Records for this task:
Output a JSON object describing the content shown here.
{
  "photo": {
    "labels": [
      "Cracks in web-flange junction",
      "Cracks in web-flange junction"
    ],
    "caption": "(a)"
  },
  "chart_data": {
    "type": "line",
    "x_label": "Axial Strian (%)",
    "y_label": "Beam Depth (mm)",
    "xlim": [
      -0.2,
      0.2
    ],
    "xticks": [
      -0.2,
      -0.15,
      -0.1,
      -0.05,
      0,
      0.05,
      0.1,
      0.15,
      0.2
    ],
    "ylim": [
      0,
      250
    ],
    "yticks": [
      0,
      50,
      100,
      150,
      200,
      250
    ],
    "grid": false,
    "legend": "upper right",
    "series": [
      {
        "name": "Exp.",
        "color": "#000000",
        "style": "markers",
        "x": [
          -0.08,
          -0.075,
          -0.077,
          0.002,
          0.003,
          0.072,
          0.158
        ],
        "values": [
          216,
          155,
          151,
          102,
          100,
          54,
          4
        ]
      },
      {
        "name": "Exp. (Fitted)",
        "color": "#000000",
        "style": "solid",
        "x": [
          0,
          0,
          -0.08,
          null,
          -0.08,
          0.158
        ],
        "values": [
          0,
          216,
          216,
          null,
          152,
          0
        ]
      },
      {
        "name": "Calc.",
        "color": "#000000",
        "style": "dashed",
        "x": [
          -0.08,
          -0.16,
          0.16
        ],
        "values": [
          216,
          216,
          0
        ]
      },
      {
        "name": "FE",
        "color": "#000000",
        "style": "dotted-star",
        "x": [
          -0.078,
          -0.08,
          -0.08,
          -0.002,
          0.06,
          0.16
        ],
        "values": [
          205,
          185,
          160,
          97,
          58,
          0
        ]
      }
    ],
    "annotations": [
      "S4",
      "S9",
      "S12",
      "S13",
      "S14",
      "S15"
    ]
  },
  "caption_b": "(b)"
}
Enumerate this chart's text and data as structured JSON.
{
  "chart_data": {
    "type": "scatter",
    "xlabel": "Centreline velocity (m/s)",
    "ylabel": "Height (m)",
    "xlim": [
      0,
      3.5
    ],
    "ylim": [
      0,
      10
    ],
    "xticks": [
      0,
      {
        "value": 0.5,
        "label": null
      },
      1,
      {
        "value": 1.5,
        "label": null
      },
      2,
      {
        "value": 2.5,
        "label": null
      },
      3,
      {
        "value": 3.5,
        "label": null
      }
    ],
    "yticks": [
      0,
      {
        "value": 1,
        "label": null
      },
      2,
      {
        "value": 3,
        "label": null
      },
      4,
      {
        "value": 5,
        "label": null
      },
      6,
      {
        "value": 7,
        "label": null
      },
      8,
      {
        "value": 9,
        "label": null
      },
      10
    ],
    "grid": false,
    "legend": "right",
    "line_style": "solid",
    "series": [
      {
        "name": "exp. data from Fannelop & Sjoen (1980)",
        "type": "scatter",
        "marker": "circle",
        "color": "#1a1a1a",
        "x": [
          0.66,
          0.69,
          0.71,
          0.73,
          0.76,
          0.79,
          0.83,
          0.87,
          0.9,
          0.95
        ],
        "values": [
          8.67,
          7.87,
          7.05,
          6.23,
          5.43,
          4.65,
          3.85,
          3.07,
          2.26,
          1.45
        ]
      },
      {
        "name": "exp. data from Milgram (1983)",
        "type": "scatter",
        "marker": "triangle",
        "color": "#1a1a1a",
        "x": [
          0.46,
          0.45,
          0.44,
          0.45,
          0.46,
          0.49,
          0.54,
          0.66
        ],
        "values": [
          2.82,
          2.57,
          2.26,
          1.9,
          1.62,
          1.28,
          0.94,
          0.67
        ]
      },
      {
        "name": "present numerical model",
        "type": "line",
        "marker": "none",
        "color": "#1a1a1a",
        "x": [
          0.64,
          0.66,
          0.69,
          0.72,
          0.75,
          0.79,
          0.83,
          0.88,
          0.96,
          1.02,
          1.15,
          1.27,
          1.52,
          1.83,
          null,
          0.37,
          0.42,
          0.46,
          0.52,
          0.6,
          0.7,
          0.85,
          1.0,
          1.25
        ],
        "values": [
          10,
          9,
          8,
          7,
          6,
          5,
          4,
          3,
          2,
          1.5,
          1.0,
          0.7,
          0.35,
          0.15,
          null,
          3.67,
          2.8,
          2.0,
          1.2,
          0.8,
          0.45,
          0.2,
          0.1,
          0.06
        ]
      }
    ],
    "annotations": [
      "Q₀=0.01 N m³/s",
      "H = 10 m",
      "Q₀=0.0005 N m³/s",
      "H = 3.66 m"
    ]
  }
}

Exercise: Each entry is to be returned in full, character for character.

Output of the exercise:
Output a JSON object describing the content shown here.
{
  "photo": {
    "labels": [
      "Cracks in web-flange junction",
      "Cracks in web-flange junction"
    ],
    "caption": "(a)"
  },
  "chart_data": {
    "type": "line",
    "x_label": "Axial Strian (%)",
    "y_label": "Beam Depth (mm)",
    "xlim": [
      -0.2,
      0.2
    ],
    "xticks": [
      -0.2,
      -0.15,
      -0.1,
      -0.05,
      0,
      0.05,
      0.1,
      0.15,
      0.2
    ],
    "ylim": [
      0,
      250
    ],
    "yticks": [
      0,
      50,
      100,
      150,
      200,
      250
    ],
    "grid": false,
    "legend": "upper right",
    "series": [
      {
        "name": "Exp.",
        "color": "#000000",
        "style": "markers",
        "x": [
          -0.08,
          -0.075,
          -0.077,
          0.002,
          0.003,
          0.072,
          0.158
        ],
        "values": [
          216,
          155,
          151,
          102,
          100,
          54,
          4
        ]
      },
      {
        "name": "Exp. (Fitted)",
        "color": "#000000",
        "style": "solid",
        "x": [
          0,
          0,
          -0.08,
          null,
          -0.08,
          0.158
        ],
        "values": [
          0,
          216,
          216,
          null,
          152,
          0
        ]
      },
      {
        "name": "Calc.",
        "color": "#000000",
        "style": "dashed",
        "x": [
          -0.08,
          -0.16,
          0.16
        ],
        "values": [
          216,
          216,
          0
        ]
      },
      {
        "name": "FE",
        "color": "#000000",
        "style": "dotted-star",
        "x": [
          -0.078,
          -0.08,
          -0.08,
          -0.002,
          0.06,
          0.16
        ],
        "values": [
          205,
          185,
          160,
          97,
          58,
          0
        ]
      }
    ],
    "annotations": [
      "S4",
      "S9",
      "S12",
      "S13",
      "S14",
      "S15"
    ]
  },
  "caption_b": "(b)"
}
Enumerate this chart's text and data as structured JSON.
{
  "chart_data": {
    "type": "scatter",
    "xlabel": "Centreline velocity (m/s)",
    "ylabel": "Height (m)",
    "xlim": [
      0,
      3.5
    ],
    "ylim": [
      0,
      10
    ],
    "xticks": [
      0,
      {
        "value": 0.5,
        "label": null
      },
      1,
      {
        "value": 1.5,
        "label": null
      },
      2,
      {
        "value": 2.5,
        "label": null
      },
      3,
      {
        "value": 3.5,
        "label": null
      }
    ],
    "yticks": [
      0,
      {
        "value": 1,
        "label": null
      },
      2,
      {
        "value": 3,
        "label": null
      },
      4,
      {
        "value": 5,
        "label": null
      },
      6,
      {
        "value": 7,
        "label": null
      },
      8,
      {
        "value": 9,
        "label": null
      },
      10
    ],
    "grid": false,
    "legend": "right",
    "line_style": "solid",
    "series": [
      {
        "name": "exp. data from Fannelop & Sjoen (1980)",
        "type": "scatter",
        "marker": "circle",
        "color": "#1a1a1a",
        "x": [
          0.66,
          0.69,
          0.71,
          0.73,
          0.76,
          0.79,
          0.83,
          0.87,
          0.9,
          0.95
        ],
        "values": [
          8.67,
          7.87,
          7.05,
          6.23,
          5.43,
          4.65,
          3.85,
          3.07,
          2.26,
          1.45
        ]
      },
      {
        "name": "exp. data from Milgram (1983)",
        "type": "scatter",
        "marker": "triangle",
        "color": "#1a1a1a",
        "x": [
          0.46,
          0.45,
          0.44,
          0.45,
          0.46,
          0.49,
          0.54,
          0.66
        ],
        "values": [
          2.82,
          2.57,
          2.26,
          1.9,
          1.62,
          1.28,
          0.94,
          0.67
        ]
      },
      {
        "name": "present numerical model",
        "type": "line",
        "marker": "none",
        "color": "#1a1a1a",
        "x": [
          0.64,
          0.66,
          0.69,
          0.72,
          0.75,
          0.79,
          0.83,
          0.88,
          0.96,
          1.02,
          1.15,
          1.27,
          1.52,
          1.83,
          null,
          0.37,
          0.42,
          0.46,
          0.52,
          0.6,
          0.7,
          0.85,
          1.0,
          1.25
        ],
        "values": [
          10,
          9,
          8,
          7,
          6,
          5,
          4,
          3,
          2,
          1.5,
          1.0,
          0.7,
          0.35,
          0.15,
          null,
          3.67,
          2.8,
          2.0,
          1.2,
          0.8,
          0.45,
          0.2,
          0.1,
          0.06
        ]
      }
    ],
    "annotations": [
      "Q₀=0.01 N m³/s",
      "H = 10 m",
      "Q₀=0.0005 N m³/s",
      "H = 3.66 m"
    ]
  }
}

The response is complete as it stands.